**** RECORDS FOR THE EXERCISE ****
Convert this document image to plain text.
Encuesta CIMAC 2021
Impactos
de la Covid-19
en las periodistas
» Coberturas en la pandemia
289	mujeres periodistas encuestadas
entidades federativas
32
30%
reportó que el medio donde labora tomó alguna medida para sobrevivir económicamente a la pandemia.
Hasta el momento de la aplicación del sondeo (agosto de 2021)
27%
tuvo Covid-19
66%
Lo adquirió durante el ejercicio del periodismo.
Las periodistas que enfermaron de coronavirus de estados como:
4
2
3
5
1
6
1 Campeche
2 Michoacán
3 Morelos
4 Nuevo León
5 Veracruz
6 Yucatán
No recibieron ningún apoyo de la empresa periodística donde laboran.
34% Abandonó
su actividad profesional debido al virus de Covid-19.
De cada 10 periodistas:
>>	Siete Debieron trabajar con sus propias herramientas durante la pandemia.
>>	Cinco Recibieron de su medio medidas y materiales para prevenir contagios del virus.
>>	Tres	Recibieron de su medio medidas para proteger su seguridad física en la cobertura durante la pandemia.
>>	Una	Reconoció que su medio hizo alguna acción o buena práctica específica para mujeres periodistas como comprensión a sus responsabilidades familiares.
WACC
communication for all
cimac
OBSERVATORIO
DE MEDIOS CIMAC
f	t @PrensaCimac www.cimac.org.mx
****
#### YOUR TASK:
The records above are to be duplicated exactly, every one of them.

#### RESULT:
Convert this document image to plain text.
Encuesta CIMAC 2021
Impactos
de la Covid-19
en las periodistas
» Coberturas en la pandemia
289	mujeres periodistas encuestadas
entidades federativas
32
30%
reportó que el medio donde labora tomó alguna medida para sobrevivir económicamente a la pandemia.
Hasta el momento de la aplicación del sondeo (agosto de 2021)
27%
tuvo Covid-19
66%
Lo adquirió durante el ejercicio del periodismo.
Las periodistas que enfermaron de coronavirus de estados como:
4
2
3
5
1
6
1 Campeche
2 Michoacán
3 Morelos
4 Nuevo León
5 Veracruz
6 Yucatán
No recibieron ningún apoyo de la empresa periodística donde laboran.
34% Abandonó
su actividad profesional debido al virus de Covid-19.
De cada 10 periodistas:
>>	Siete Debieron trabajar con sus propias herramientas durante la pandemia.
>>	Cinco Recibieron de su medio medidas y materiales para prevenir contagios del virus.
>>	Tres	Recibieron de su medio medidas para proteger su seguridad física en la cobertura durante la pandemia.
>>	Una	Reconoció que su medio hizo alguna acción o buena práctica específica para mujeres periodistas como comprensión a sus responsabilidades familiares.
WACC
communication for all
cimac
OBSERVATORIO
DE MEDIOS CIMAC
f	t @PrensaCimac www.cimac.org.mx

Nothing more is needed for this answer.